What to produce ▸ Go through the entries and transcribe each one exactly, dropping the pictures.

Records from a data collection

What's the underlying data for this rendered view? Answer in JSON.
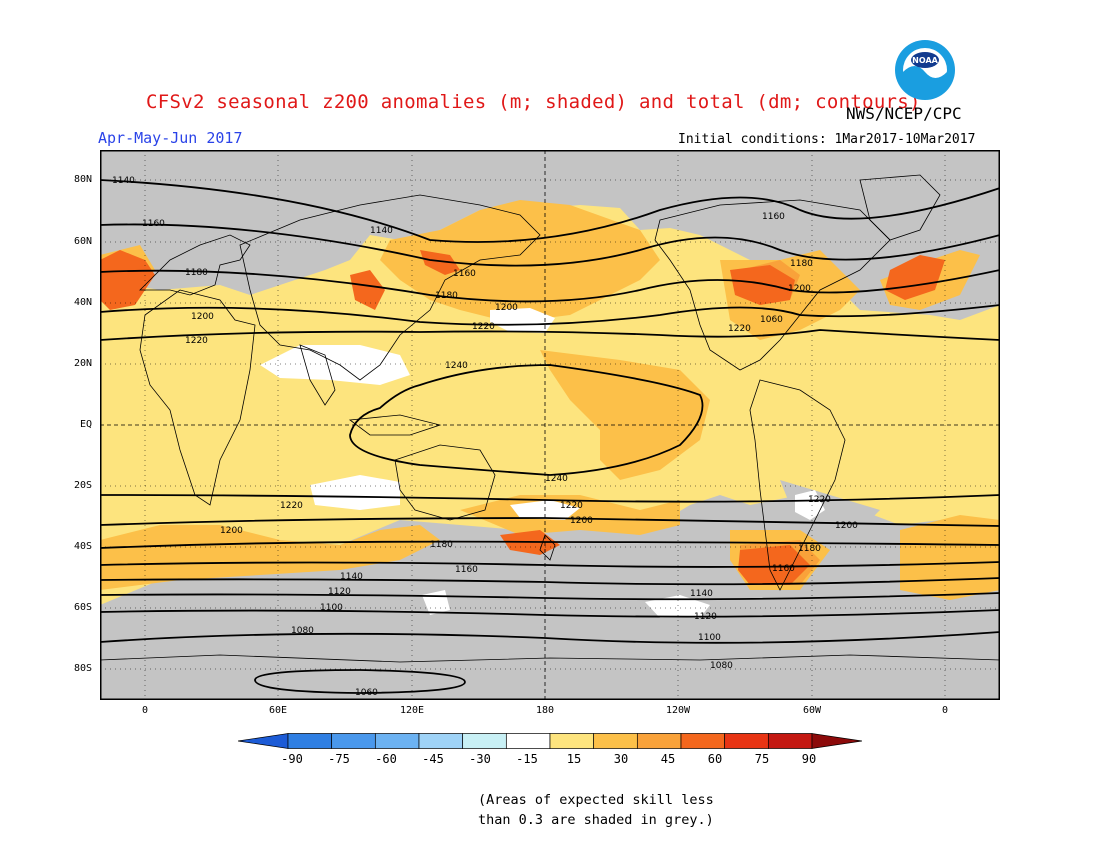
{
  "title": "CFSv2 seasonal z200 anomalies (m; shaded) and total (dm; contours)",
  "agency": "NWS/NCEP/CPC",
  "logo_text": "NOAA",
  "season": "Apr-May-Jun 2017",
  "initial_conditions": "Initial conditions: 1Mar2017-10Mar2017",
  "lat_labels": [
    "80N",
    "60N",
    "40N",
    "20N",
    "EQ",
    "20S",
    "40S",
    "60S",
    "80S"
  ],
  "lon_labels": [
    "0",
    "60E",
    "120E",
    "180",
    "120W",
    "60W",
    "0"
  ],
  "colorbar": {
    "labels": [
      "-90",
      "-75",
      "-60",
      "-45",
      "-30",
      "-15",
      "15",
      "30",
      "45",
      "60",
      "75",
      "90"
    ],
    "colors": [
      "#1c5bd6",
      "#2f7fe3",
      "#4a98ec",
      "#6cb2f2",
      "#9fd3f7",
      "#c8f0f5",
      "#ffffff",
      "#fde47e",
      "#fcc049",
      "#f9a23a",
      "#f4671d",
      "#e83414",
      "#c41812",
      "#8c0a0a"
    ]
  },
  "footnote": {
    "line1": "(Areas of expected skill less",
    "line2": "than 0.3 are shaded in grey.)"
  },
  "contour_labels": [
    "1140",
    "1160",
    "1180",
    "1200",
    "1220",
    "1240",
    "1220",
    "1200",
    "1180",
    "1160",
    "1140",
    "1120",
    "1100",
    "1080",
    "1060",
    "1140",
    "1160",
    "1180",
    "1200",
    "1220",
    "1240",
    "1220",
    "1200",
    "1180",
    "1160",
    "1140",
    "1120",
    "1100",
    "1080",
    "1160",
    "1180",
    "1200",
    "1220",
    "1200",
    "1220",
    "1060"
  ],
  "colors": {
    "grey_skill": "#c4c4c4",
    "anom_15_30": "#fde47e",
    "anom_30_45": "#fcc049",
    "anom_45_60": "#f9a23a",
    "anom_60_75": "#f4671d",
    "anom_white": "#ffffff",
    "title_red": "#e01818",
    "season_blue": "#2a43e8"
  }
}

Exercise response ▸
What's the underlying data for this rendered view? Answer in JSON.
{
  "title": "CFSv2 seasonal z200 anomalies (m; shaded) and total (dm; contours)",
  "agency": "NWS/NCEP/CPC",
  "logo_text": "NOAA",
  "season": "Apr-May-Jun 2017",
  "initial_conditions": "Initial conditions: 1Mar2017-10Mar2017",
  "lat_labels": [
    "80N",
    "60N",
    "40N",
    "20N",
    "EQ",
    "20S",
    "40S",
    "60S",
    "80S"
  ],
  "lon_labels": [
    "0",
    "60E",
    "120E",
    "180",
    "120W",
    "60W",
    "0"
  ],
  "colorbar": {
    "labels": [
      "-90",
      "-75",
      "-60",
      "-45",
      "-30",
      "-15",
      "15",
      "30",
      "45",
      "60",
      "75",
      "90"
    ],
    "colors": [
      "#1c5bd6",
      "#2f7fe3",
      "#4a98ec",
      "#6cb2f2",
      "#9fd3f7",
      "#c8f0f5",
      "#ffffff",
      "#fde47e",
      "#fcc049",
      "#f9a23a",
      "#f4671d",
      "#e83414",
      "#c41812",
      "#8c0a0a"
    ]
  },
  "footnote": {
    "line1": "(Areas of expected skill less",
    "line2": "than 0.3 are shaded in grey.)"
  },
  "contour_labels": [
    "1140",
    "1160",
    "1180",
    "1200",
    "1220",
    "1240",
    "1220",
    "1200",
    "1180",
    "1160",
    "1140",
    "1120",
    "1100",
    "1080",
    "1060",
    "1140",
    "1160",
    "1180",
    "1200",
    "1220",
    "1240",
    "1220",
    "1200",
    "1180",
    "1160",
    "1140",
    "1120",
    "1100",
    "1080",
    "1160",
    "1180",
    "1200",
    "1220",
    "1200",
    "1220",
    "1060"
  ],
  "colors": {
    "grey_skill": "#c4c4c4",
    "anom_15_30": "#fde47e",
    "anom_30_45": "#fcc049",
    "anom_45_60": "#f9a23a",
    "anom_60_75": "#f4671d",
    "anom_white": "#ffffff",
    "title_red": "#e01818",
    "season_blue": "#2a43e8"
  }
}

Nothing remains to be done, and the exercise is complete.